# start of Input rows

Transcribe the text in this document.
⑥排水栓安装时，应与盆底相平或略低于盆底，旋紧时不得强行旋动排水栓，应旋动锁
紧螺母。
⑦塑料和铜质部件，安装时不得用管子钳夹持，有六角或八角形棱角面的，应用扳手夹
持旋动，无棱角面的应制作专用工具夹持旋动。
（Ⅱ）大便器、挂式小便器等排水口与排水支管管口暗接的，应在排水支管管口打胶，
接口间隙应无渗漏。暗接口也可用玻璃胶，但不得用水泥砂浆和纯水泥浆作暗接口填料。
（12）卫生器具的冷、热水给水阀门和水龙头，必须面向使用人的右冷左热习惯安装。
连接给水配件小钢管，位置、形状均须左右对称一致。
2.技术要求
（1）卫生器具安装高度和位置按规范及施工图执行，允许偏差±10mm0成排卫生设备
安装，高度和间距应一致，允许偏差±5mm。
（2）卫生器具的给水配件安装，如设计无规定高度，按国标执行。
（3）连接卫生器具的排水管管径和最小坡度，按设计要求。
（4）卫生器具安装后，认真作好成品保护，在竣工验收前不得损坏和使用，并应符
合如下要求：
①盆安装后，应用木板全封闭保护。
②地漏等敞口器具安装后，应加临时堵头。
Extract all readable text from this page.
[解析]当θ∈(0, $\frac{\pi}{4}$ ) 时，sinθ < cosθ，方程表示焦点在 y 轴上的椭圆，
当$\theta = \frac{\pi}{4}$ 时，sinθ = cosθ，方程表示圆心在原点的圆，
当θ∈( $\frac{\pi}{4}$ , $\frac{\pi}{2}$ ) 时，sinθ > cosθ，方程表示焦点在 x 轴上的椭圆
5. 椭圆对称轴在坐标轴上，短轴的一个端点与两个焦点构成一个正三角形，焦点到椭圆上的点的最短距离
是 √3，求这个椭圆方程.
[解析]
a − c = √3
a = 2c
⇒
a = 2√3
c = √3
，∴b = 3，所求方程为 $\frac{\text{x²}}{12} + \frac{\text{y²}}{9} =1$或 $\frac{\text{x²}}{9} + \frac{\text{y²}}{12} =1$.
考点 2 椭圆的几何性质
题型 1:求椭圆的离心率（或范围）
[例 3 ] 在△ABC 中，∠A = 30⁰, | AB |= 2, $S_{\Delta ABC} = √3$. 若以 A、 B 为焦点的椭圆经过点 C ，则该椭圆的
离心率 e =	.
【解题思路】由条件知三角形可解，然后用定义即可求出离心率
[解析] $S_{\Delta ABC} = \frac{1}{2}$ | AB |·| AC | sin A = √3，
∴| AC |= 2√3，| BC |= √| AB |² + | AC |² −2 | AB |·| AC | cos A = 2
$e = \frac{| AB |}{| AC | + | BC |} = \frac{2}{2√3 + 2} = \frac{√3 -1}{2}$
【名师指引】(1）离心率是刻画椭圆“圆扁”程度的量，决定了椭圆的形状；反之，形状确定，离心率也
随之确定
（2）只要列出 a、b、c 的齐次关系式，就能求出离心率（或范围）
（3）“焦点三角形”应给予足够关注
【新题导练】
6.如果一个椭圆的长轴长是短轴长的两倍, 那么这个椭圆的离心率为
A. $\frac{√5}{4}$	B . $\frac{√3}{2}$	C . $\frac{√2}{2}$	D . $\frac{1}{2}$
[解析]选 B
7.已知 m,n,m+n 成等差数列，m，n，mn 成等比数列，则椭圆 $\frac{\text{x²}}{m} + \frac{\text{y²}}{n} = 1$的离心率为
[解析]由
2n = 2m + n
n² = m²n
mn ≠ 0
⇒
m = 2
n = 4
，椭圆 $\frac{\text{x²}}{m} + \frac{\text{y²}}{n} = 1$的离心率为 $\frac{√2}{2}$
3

# end of Input rows

__Set problem__:
Output all of the data above without any alteration.

__Solution to this exercise__:
Transcribe the text in this document.
⑥排水栓安装时，应与盆底相平或略低于盆底，旋紧时不得强行旋动排水栓，应旋动锁
紧螺母。
⑦塑料和铜质部件，安装时不得用管子钳夹持，有六角或八角形棱角面的，应用扳手夹
持旋动，无棱角面的应制作专用工具夹持旋动。
（Ⅱ）大便器、挂式小便器等排水口与排水支管管口暗接的，应在排水支管管口打胶，
接口间隙应无渗漏。暗接口也可用玻璃胶，但不得用水泥砂浆和纯水泥浆作暗接口填料。
（12）卫生器具的冷、热水给水阀门和水龙头，必须面向使用人的右冷左热习惯安装。
连接给水配件小钢管，位置、形状均须左右对称一致。
2.技术要求
（1）卫生器具安装高度和位置按规范及施工图执行，允许偏差±10mm0成排卫生设备
安装，高度和间距应一致，允许偏差±5mm。
（2）卫生器具的给水配件安装，如设计无规定高度，按国标执行。
（3）连接卫生器具的排水管管径和最小坡度，按设计要求。
（4）卫生器具安装后，认真作好成品保护，在竣工验收前不得损坏和使用，并应符
合如下要求：
①盆安装后，应用木板全封闭保护。
②地漏等敞口器具安装后，应加临时堵头。
Extract all readable text from this page.
[解析]当θ∈(0, $\frac{\pi}{4}$ ) 时，sinθ < cosθ，方程表示焦点在 y 轴上的椭圆，
当$\theta = \frac{\pi}{4}$ 时，sinθ = cosθ，方程表示圆心在原点的圆，
当θ∈( $\frac{\pi}{4}$ , $\frac{\pi}{2}$ ) 时，sinθ > cosθ，方程表示焦点在 x 轴上的椭圆
5. 椭圆对称轴在坐标轴上，短轴的一个端点与两个焦点构成一个正三角形，焦点到椭圆上的点的最短距离
是 √3，求这个椭圆方程.
[解析]
a − c = √3
a = 2c
⇒
a = 2√3
c = √3
，∴b = 3，所求方程为 $\frac{\text{x²}}{12} + \frac{\text{y²}}{9} =1$或 $\frac{\text{x²}}{9} + \frac{\text{y²}}{12} =1$.
考点 2 椭圆的几何性质
题型 1:求椭圆的离心率（或范围）
[例 3 ] 在△ABC 中，∠A = 30⁰, | AB |= 2, $S_{\Delta ABC} = √3$. 若以 A、 B 为焦点的椭圆经过点 C ，则该椭圆的
离心率 e =	.
【解题思路】由条件知三角形可解，然后用定义即可求出离心率
[解析] $S_{\Delta ABC} = \frac{1}{2}$ | AB |·| AC | sin A = √3，
∴| AC |= 2√3，| BC |= √| AB |² + | AC |² −2 | AB |·| AC | cos A = 2
$e = \frac{| AB |}{| AC | + | BC |} = \frac{2}{2√3 + 2} = \frac{√3 -1}{2}$
【名师指引】(1）离心率是刻画椭圆“圆扁”程度的量，决定了椭圆的形状；反之，形状确定，离心率也
随之确定
（2）只要列出 a、b、c 的齐次关系式，就能求出离心率（或范围）
（3）“焦点三角形”应给予足够关注
【新题导练】
6.如果一个椭圆的长轴长是短轴长的两倍, 那么这个椭圆的离心率为
A. $\frac{√5}{4}$	B . $\frac{√3}{2}$	C . $\frac{√2}{2}$	D . $\frac{1}{2}$
[解析]选 B
7.已知 m,n,m+n 成等差数列，m，n，mn 成等比数列，则椭圆 $\frac{\text{x²}}{m} + \frac{\text{y²}}{n} = 1$的离心率为
[解析]由
2n = 2m + n
n² = m²n
mn ≠ 0
⇒
m = 2
n = 4
，椭圆 $\frac{\text{x²}}{m} + \frac{\text{y²}}{n} = 1$的离心率为 $\frac{√2}{2}$
3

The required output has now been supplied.